## DATASET ENTRIES
+--
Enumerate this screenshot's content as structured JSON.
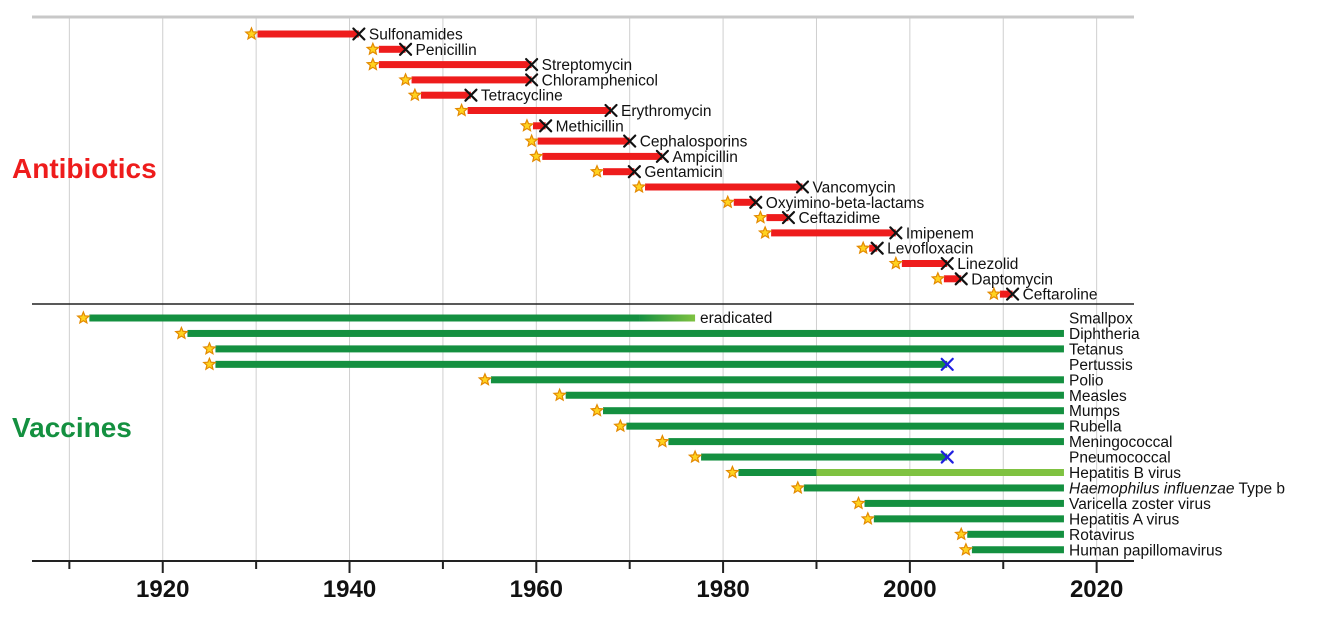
{
  "chart_data": {
    "type": "timeline",
    "xlim": [
      1906,
      2024
    ],
    "xticks": [
      1920,
      1940,
      1960,
      1980,
      2000,
      2020
    ],
    "colors": {
      "antibiotic": "#ee1c1c",
      "vaccine": "#149040",
      "vaccine_light": "#7fc241",
      "resistance_mark": "#111111",
      "vaccine_mark": "#1f1fe0",
      "star_fill": "#ffd21f",
      "star_stroke": "#e38a00"
    },
    "sections": {
      "antibiotics_label": "Antibiotics",
      "vaccines_label": "Vaccines",
      "eradicated_label": "eradicated"
    },
    "antibiotics": [
      {
        "name": "Sulfonamides",
        "start": 1929.5,
        "end": 1941
      },
      {
        "name": "Penicillin",
        "start": 1942.5,
        "end": 1946
      },
      {
        "name": "Streptomycin",
        "start": 1942.5,
        "end": 1959.5
      },
      {
        "name": "Chloramphenicol",
        "start": 1946,
        "end": 1959.5
      },
      {
        "name": "Tetracycline",
        "start": 1947,
        "end": 1953
      },
      {
        "name": "Erythromycin",
        "start": 1952,
        "end": 1968
      },
      {
        "name": "Methicillin",
        "start": 1959,
        "end": 1961
      },
      {
        "name": "Cephalosporins",
        "start": 1959.5,
        "end": 1970
      },
      {
        "name": "Ampicillin",
        "start": 1960,
        "end": 1973.5
      },
      {
        "name": "Gentamicin",
        "start": 1966.5,
        "end": 1970.5
      },
      {
        "name": "Vancomycin",
        "start": 1971,
        "end": 1988.5
      },
      {
        "name": "Oxyimino-beta-lactams",
        "start": 1980.5,
        "end": 1983.5
      },
      {
        "name": "Ceftazidime",
        "start": 1984,
        "end": 1987
      },
      {
        "name": "Imipenem",
        "start": 1984.5,
        "end": 1998.5
      },
      {
        "name": "Levofloxacin",
        "start": 1995,
        "end": 1996.5
      },
      {
        "name": "Linezolid",
        "start": 1998.5,
        "end": 2004
      },
      {
        "name": "Daptomycin",
        "start": 2003,
        "end": 2005.5
      },
      {
        "name": "Ceftaroline",
        "start": 2009,
        "end": 2011
      }
    ],
    "vaccines": [
      {
        "name": "Smallpox",
        "start": 1911.5,
        "end": 1977,
        "eradicated": true,
        "fade_from": 1971
      },
      {
        "name": "Diphtheria",
        "start": 1922,
        "end": 2016.5
      },
      {
        "name": "Tetanus",
        "start": 1925,
        "end": 2016.5
      },
      {
        "name": "Pertussis",
        "start": 1925,
        "end": 2004,
        "mark": 2004
      },
      {
        "name": "Polio",
        "start": 1954.5,
        "end": 2016.5
      },
      {
        "name": "Measles",
        "start": 1962.5,
        "end": 2016.5
      },
      {
        "name": "Mumps",
        "start": 1966.5,
        "end": 2016.5
      },
      {
        "name": "Rubella",
        "start": 1969,
        "end": 2016.5
      },
      {
        "name": "Meningococcal",
        "start": 1973.5,
        "end": 2016.5
      },
      {
        "name": "Pneumococcal",
        "start": 1977,
        "end": 2004,
        "mark": 2004
      },
      {
        "name": "Hepatitis B virus",
        "start": 1981,
        "end": 2016.5,
        "light_from": 1990
      },
      {
        "name": "Haemophilus influenzae",
        "suffix": " Type b",
        "italic": true,
        "start": 1988,
        "end": 2016.5
      },
      {
        "name": "Varicella zoster virus",
        "start": 1994.5,
        "end": 2016.5
      },
      {
        "name": "Hepatitis A virus",
        "start": 1995.5,
        "end": 2016.5
      },
      {
        "name": "Rotavirus",
        "start": 2005.5,
        "end": 2016.5
      },
      {
        "name": "Human papillomavirus",
        "start": 2006,
        "end": 2016.5
      }
    ]
  }
}
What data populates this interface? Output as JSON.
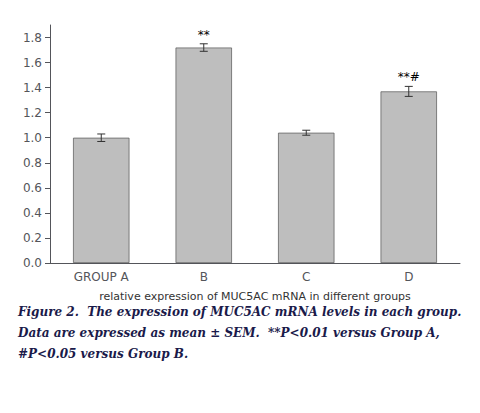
{
  "chart_data": {
    "type": "bar",
    "categories": [
      "GROUP A",
      "B",
      "C",
      "D"
    ],
    "values": [
      1.0,
      1.72,
      1.04,
      1.37
    ],
    "errors": [
      0.03,
      0.03,
      0.02,
      0.04
    ],
    "color": "#bebebe",
    "xlabel": "relative expression of MUC5AC mRNA in different groups",
    "ylim": [
      0.0,
      1.9
    ],
    "yticks": [
      {
        "value": 0.0,
        "label": "0.0"
      },
      0.2,
      0.4,
      0.6,
      0.8,
      {
        "value": 1.0,
        "label": "1.0"
      },
      1.2,
      1.4,
      1.6,
      1.8
    ],
    "grid": false,
    "annotations": [
      {
        "text": "**",
        "category": "B"
      },
      {
        "text": "**#",
        "category": "D"
      }
    ],
    "caption": [
      "Figure 2.  The expression of MUC5AC mRNA levels in each group.",
      "Data are expressed as mean ± SEM.  **P<0.01 versus Group A,",
      "#P<0.05 versus Group B."
    ]
  }
}
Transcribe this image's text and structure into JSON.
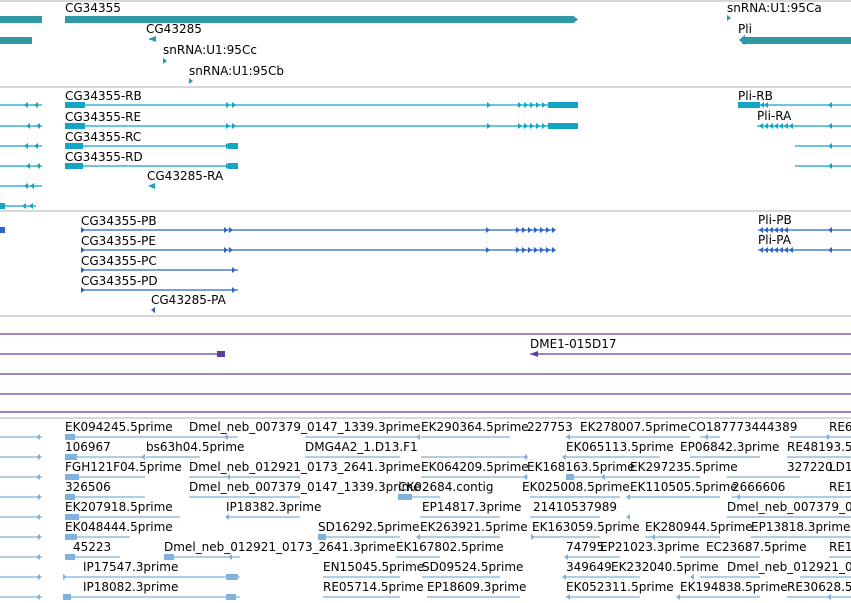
{
  "colors": {
    "gene": "#2e9aa6",
    "transcript": "#13a5c4",
    "protein": "#2a64cc",
    "bac": "#5c3e9e",
    "est": "#7fb2dc",
    "divider": "#b0b0b0"
  },
  "panels": {
    "genes": [
      {
        "label": "CG34355"
      },
      {
        "label": "CG43285"
      },
      {
        "label": "snRNA:U1:95Cc"
      },
      {
        "label": "snRNA:U1:95Cb"
      },
      {
        "label": "snRNA:U1:95Ca"
      },
      {
        "label": "Pli"
      }
    ],
    "transcripts": [
      {
        "label": "CG34355-RB"
      },
      {
        "label": "CG34355-RE"
      },
      {
        "label": "CG34355-RC"
      },
      {
        "label": "CG34355-RD"
      },
      {
        "label": "CG43285-RA"
      },
      {
        "label": "Pli-RB"
      },
      {
        "label": "Pli-RA"
      }
    ],
    "proteins": [
      {
        "label": "CG34355-PB"
      },
      {
        "label": "CG34355-PE"
      },
      {
        "label": "CG34355-PC"
      },
      {
        "label": "CG34355-PD"
      },
      {
        "label": "CG43285-PA"
      },
      {
        "label": "Pli-PB"
      },
      {
        "label": "Pli-PA"
      }
    ],
    "bac": [
      {
        "label": "DME1-015D17"
      }
    ],
    "est": [
      "EK094245.5prime",
      "Dmel_neb_007379_0147_1339.3prime",
      "EK290364.5prime",
      "227753",
      "EK278007.5prime",
      "CO187773444389",
      "RE6",
      "106967",
      "bs63h04.5prime",
      "DMG4A2_1.D13.F1",
      "EK065113.5prime",
      "EP06842.3prime",
      "RE48193.5",
      "FGH121F04.5prime",
      "Dmel_neb_012921_0173_2641.3prime",
      "EK064209.5prime",
      "EK168163.5prime",
      "EK297235.5prime",
      "327220",
      "LD1",
      "326506",
      "Dmel_neb_007379_0147_1339.3prime",
      "CK02684.contig",
      "EK025008.5prime",
      "EK110505.5prime",
      "2666606",
      "RE1",
      "EK207918.5prime",
      "IP18382.3prime",
      "EP14817.3prime",
      "21410537989",
      "Dmel_neb_007379_0147_",
      "EK048444.5prime",
      "SD16292.5prime",
      "EK263921.5prime",
      "EK163059.5prime",
      "EK280944.5prime",
      "EP13818.3prime",
      "45223",
      "Dmel_neb_012921_0173_2641.3prime",
      "EK167802.5prime",
      "74795",
      "EP21023.3prime",
      "EC23687.5prime",
      "RE1",
      "IP17547.3prime",
      "EN15045.5prime",
      "SD09524.5prime",
      "349649",
      "EK232040.5prime",
      "Dmel_neb_012921_0",
      "IP18082.3prime",
      "RE05714.5prime",
      "EP18609.3prime",
      "EK052311.5prime",
      "EK194838.5prime",
      "RE30628.5"
    ]
  }
}
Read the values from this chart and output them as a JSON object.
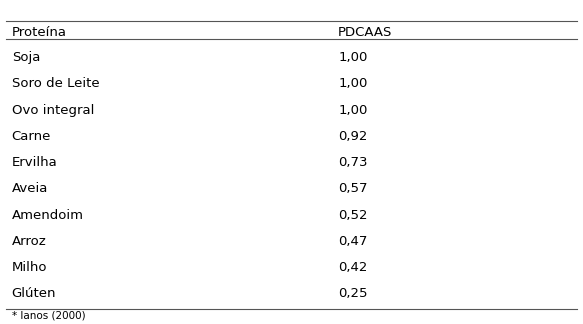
{
  "proteins": [
    "Soja",
    "Soro de Leite",
    "Ovo integral",
    "Carne",
    "Ervilha",
    "Aveia",
    "Amendoim",
    "Arroz",
    "Milho",
    "Glúten"
  ],
  "pdcaas": [
    "1,00",
    "1,00",
    "1,00",
    "0,92",
    "0,73",
    "0,57",
    "0,52",
    "0,47",
    "0,42",
    "0,25"
  ],
  "col1_header": "Proteína",
  "col2_header": "PDCAAS",
  "footnote": "* Ianos (2000)",
  "bg_color": "#ffffff",
  "text_color": "#000000",
  "line_color": "#555555",
  "font_size": 9.5,
  "header_font_size": 9.5,
  "footnote_font_size": 7.5
}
+--
## TASK STATEMENT
Lines above with "versus" in them are the ones to copy.

## SOLUTION TO THIS TASK
      "Data are expressed as mean ± SEM.  **P<0.01 versus Group A,",
      "#P<0.05 versus Group B."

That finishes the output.